◆ **Job**
Repeat the whole listing exactly as written.

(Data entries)
○ ○ ○ ○ ○ ○ ○
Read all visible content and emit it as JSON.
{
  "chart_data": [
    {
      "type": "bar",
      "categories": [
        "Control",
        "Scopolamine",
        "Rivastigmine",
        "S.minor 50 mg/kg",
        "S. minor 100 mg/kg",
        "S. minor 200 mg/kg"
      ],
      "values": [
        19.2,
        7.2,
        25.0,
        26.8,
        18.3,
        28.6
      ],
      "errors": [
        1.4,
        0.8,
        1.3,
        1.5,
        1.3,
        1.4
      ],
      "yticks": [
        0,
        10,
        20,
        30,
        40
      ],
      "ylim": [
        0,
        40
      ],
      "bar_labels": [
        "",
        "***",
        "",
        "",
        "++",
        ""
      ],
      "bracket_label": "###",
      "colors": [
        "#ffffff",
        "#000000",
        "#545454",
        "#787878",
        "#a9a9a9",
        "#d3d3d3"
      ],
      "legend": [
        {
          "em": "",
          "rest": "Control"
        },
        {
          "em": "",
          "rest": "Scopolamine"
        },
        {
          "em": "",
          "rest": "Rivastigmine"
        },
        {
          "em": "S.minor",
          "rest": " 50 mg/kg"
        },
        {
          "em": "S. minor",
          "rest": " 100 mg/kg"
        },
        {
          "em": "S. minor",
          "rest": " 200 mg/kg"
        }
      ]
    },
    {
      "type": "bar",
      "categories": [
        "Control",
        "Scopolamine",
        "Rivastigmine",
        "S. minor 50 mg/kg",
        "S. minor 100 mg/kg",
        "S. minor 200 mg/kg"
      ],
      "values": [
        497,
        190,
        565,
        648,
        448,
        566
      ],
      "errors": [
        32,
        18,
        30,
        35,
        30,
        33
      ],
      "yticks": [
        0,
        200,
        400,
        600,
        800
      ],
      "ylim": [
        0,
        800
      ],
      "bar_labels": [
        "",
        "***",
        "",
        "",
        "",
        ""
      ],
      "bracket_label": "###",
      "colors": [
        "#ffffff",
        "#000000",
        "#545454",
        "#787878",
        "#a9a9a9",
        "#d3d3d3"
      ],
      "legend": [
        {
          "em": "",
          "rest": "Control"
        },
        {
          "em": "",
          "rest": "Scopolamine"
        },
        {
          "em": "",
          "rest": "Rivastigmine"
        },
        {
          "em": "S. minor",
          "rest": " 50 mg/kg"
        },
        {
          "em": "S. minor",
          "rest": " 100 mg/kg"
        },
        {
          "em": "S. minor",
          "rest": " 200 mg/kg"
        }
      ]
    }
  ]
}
○ ○ ○ ○ ○ ○ ○
◆ **Task output**
Read all visible content and emit it as JSON.
{
  "chart_data": [
    {
      "type": "bar",
      "categories": [
        "Control",
        "Scopolamine",
        "Rivastigmine",
        "S.minor 50 mg/kg",
        "S. minor 100 mg/kg",
        "S. minor 200 mg/kg"
      ],
      "values": [
        19.2,
        7.2,
        25.0,
        26.8,
        18.3,
        28.6
      ],
      "errors": [
        1.4,
        0.8,
        1.3,
        1.5,
        1.3,
        1.4
      ],
      "yticks": [
        0,
        10,
        20,
        30,
        40
      ],
      "ylim": [
        0,
        40
      ],
      "bar_labels": [
        "",
        "***",
        "",
        "",
        "++",
        ""
      ],
      "bracket_label": "###",
      "colors": [
        "#ffffff",
        "#000000",
        "#545454",
        "#787878",
        "#a9a9a9",
        "#d3d3d3"
      ],
      "legend": [
        {
          "em": "",
          "rest": "Control"
        },
        {
          "em": "",
          "rest": "Scopolamine"
        },
        {
          "em": "",
          "rest": "Rivastigmine"
        },
        {
          "em": "S.minor",
          "rest": " 50 mg/kg"
        },
        {
          "em": "S. minor",
          "rest": " 100 mg/kg"
        },
        {
          "em": "S. minor",
          "rest": " 200 mg/kg"
        }
      ]
    },
    {
      "type": "bar",
      "categories": [
        "Control",
        "Scopolamine",
        "Rivastigmine",
        "S. minor 50 mg/kg",
        "S. minor 100 mg/kg",
        "S. minor 200 mg/kg"
      ],
      "values": [
        497,
        190,
        565,
        648,
        448,
        566
      ],
      "errors": [
        32,
        18,
        30,
        35,
        30,
        33
      ],
      "yticks": [
        0,
        200,
        400,
        600,
        800
      ],
      "ylim": [
        0,
        800
      ],
      "bar_labels": [
        "",
        "***",
        "",
        "",
        "",
        ""
      ],
      "bracket_label": "###",
      "colors": [
        "#ffffff",
        "#000000",
        "#545454",
        "#787878",
        "#a9a9a9",
        "#d3d3d3"
      ],
      "legend": [
        {
          "em": "",
          "rest": "Control"
        },
        {
          "em": "",
          "rest": "Scopolamine"
        },
        {
          "em": "",
          "rest": "Rivastigmine"
        },
        {
          "em": "S. minor",
          "rest": " 50 mg/kg"
        },
        {
          "em": "S. minor",
          "rest": " 100 mg/kg"
        },
        {
          "em": "S. minor",
          "rest": " 200 mg/kg"
        }
      ]
    }
  ]
}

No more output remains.